MATERIAL FOR THE TASK:
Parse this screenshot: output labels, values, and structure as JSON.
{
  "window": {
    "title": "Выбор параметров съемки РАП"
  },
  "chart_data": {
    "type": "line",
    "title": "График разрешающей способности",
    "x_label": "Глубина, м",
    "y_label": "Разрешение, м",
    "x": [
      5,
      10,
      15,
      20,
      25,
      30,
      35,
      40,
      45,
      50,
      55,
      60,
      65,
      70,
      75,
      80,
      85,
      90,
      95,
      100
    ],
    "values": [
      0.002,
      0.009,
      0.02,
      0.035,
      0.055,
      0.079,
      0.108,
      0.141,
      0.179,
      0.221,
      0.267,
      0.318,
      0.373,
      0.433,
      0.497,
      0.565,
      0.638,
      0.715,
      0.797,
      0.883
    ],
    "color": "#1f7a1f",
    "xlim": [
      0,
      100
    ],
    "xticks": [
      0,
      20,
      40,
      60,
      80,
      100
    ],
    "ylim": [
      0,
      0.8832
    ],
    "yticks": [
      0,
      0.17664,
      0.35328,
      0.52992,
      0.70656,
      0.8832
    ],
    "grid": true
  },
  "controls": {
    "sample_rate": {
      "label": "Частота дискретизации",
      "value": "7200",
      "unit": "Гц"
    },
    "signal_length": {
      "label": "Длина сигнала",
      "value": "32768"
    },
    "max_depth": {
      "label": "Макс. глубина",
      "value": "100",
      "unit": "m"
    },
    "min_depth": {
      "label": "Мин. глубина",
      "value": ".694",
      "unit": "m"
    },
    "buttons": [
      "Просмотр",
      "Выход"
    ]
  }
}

TASK DESCRIPTION: The data above must be returned in full, exactly as written.

ANSWER TO THE EXERCISE:
Parse this screenshot: output labels, values, and structure as JSON.
{
  "window": {
    "title": "Выбор параметров съемки РАП"
  },
  "chart_data": {
    "type": "line",
    "title": "График разрешающей способности",
    "x_label": "Глубина, м",
    "y_label": "Разрешение, м",
    "x": [
      5,
      10,
      15,
      20,
      25,
      30,
      35,
      40,
      45,
      50,
      55,
      60,
      65,
      70,
      75,
      80,
      85,
      90,
      95,
      100
    ],
    "values": [
      0.002,
      0.009,
      0.02,
      0.035,
      0.055,
      0.079,
      0.108,
      0.141,
      0.179,
      0.221,
      0.267,
      0.318,
      0.373,
      0.433,
      0.497,
      0.565,
      0.638,
      0.715,
      0.797,
      0.883
    ],
    "color": "#1f7a1f",
    "xlim": [
      0,
      100
    ],
    "xticks": [
      0,
      20,
      40,
      60,
      80,
      100
    ],
    "ylim": [
      0,
      0.8832
    ],
    "yticks": [
      0,
      0.17664,
      0.35328,
      0.52992,
      0.70656,
      0.8832
    ],
    "grid": true
  },
  "controls": {
    "sample_rate": {
      "label": "Частота дискретизации",
      "value": "7200",
      "unit": "Гц"
    },
    "signal_length": {
      "label": "Длина сигнала",
      "value": "32768"
    },
    "max_depth": {
      "label": "Макс. глубина",
      "value": "100",
      "unit": "m"
    },
    "min_depth": {
      "label": "Мин. глубина",
      "value": ".694",
      "unit": "m"
    },
    "buttons": [
      "Просмотр",
      "Выход"
    ]
  }
}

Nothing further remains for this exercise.